## Written task
Select every line below containing the word "output".

Extracted records
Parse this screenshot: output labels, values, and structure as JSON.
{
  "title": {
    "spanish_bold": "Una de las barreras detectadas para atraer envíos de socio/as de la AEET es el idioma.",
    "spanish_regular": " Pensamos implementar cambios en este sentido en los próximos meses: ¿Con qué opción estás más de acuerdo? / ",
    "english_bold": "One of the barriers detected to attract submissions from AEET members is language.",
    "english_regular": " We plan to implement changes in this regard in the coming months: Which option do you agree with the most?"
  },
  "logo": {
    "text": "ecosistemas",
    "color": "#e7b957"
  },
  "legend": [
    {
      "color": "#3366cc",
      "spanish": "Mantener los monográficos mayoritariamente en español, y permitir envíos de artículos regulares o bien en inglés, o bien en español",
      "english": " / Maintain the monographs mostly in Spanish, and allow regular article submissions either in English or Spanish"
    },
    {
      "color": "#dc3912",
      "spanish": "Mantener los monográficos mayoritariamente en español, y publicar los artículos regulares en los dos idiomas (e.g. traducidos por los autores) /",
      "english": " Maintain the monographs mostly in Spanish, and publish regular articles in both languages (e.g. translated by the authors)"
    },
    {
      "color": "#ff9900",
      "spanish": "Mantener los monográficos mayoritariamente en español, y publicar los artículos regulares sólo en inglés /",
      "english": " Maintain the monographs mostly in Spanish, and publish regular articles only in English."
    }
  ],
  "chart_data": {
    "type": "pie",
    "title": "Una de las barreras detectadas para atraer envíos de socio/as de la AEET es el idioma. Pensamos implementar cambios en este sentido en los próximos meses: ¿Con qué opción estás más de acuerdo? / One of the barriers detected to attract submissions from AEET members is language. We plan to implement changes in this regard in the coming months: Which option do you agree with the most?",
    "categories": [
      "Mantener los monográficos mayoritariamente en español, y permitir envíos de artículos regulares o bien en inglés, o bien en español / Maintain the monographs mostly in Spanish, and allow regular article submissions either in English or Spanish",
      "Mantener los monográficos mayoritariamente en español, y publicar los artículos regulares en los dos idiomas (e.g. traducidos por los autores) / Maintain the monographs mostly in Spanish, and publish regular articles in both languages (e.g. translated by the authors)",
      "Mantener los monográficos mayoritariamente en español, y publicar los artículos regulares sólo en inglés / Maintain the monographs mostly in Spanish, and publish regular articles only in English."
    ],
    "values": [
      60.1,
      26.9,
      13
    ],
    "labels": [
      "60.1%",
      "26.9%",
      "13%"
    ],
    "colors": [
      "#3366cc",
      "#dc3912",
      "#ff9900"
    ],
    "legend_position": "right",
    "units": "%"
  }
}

---

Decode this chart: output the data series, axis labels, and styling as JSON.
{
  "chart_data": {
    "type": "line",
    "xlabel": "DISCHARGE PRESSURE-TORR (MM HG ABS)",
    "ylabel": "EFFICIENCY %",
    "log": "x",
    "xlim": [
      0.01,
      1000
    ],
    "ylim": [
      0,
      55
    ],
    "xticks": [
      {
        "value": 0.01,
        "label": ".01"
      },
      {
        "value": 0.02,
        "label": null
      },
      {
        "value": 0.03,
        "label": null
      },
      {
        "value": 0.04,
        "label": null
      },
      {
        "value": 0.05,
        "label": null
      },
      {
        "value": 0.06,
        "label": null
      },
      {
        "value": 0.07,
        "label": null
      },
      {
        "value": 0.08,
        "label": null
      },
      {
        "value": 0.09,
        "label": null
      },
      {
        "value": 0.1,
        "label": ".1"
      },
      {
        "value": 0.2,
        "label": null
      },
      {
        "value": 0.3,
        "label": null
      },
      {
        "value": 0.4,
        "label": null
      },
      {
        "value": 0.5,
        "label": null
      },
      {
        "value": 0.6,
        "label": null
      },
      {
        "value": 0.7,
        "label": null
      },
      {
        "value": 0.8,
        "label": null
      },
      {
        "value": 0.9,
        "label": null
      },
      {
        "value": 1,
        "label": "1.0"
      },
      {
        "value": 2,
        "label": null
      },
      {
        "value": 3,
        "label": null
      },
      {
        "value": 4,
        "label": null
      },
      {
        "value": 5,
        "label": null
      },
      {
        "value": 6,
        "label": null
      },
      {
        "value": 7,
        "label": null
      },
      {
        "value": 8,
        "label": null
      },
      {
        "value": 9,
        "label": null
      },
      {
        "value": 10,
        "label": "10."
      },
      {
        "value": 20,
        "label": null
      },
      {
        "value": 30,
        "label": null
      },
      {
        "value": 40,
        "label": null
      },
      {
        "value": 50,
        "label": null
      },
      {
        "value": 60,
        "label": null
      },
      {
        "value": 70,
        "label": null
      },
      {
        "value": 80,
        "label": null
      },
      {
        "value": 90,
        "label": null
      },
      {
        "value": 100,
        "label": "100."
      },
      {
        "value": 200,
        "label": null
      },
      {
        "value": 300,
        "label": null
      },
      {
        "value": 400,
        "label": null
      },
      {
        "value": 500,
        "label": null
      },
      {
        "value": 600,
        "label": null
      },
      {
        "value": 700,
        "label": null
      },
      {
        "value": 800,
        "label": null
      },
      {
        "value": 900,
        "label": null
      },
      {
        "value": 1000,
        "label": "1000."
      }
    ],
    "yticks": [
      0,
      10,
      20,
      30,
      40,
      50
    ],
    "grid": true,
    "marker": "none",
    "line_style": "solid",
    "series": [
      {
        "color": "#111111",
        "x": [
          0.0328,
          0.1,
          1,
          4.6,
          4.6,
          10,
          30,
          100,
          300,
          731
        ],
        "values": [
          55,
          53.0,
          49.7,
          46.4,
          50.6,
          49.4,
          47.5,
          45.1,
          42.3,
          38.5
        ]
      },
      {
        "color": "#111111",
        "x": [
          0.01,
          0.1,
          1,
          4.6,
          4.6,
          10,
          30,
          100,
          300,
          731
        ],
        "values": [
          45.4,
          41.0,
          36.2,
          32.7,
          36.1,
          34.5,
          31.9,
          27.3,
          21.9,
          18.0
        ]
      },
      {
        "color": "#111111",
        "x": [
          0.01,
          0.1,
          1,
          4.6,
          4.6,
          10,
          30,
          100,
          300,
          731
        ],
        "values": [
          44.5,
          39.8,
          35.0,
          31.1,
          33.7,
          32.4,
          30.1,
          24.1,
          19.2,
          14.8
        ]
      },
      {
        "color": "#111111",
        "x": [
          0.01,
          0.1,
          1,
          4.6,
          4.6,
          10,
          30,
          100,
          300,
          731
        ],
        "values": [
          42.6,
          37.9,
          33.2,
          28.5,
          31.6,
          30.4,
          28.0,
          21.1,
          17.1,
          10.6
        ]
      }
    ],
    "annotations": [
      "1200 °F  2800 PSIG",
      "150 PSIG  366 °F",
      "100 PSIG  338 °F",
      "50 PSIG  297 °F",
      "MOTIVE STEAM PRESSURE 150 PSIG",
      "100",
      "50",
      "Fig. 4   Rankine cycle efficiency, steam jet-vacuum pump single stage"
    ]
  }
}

## Task solution
Parse this screenshot: output labels, values, and structure as JSON.
Decode this chart: output the data series, axis labels, and styling as JSON.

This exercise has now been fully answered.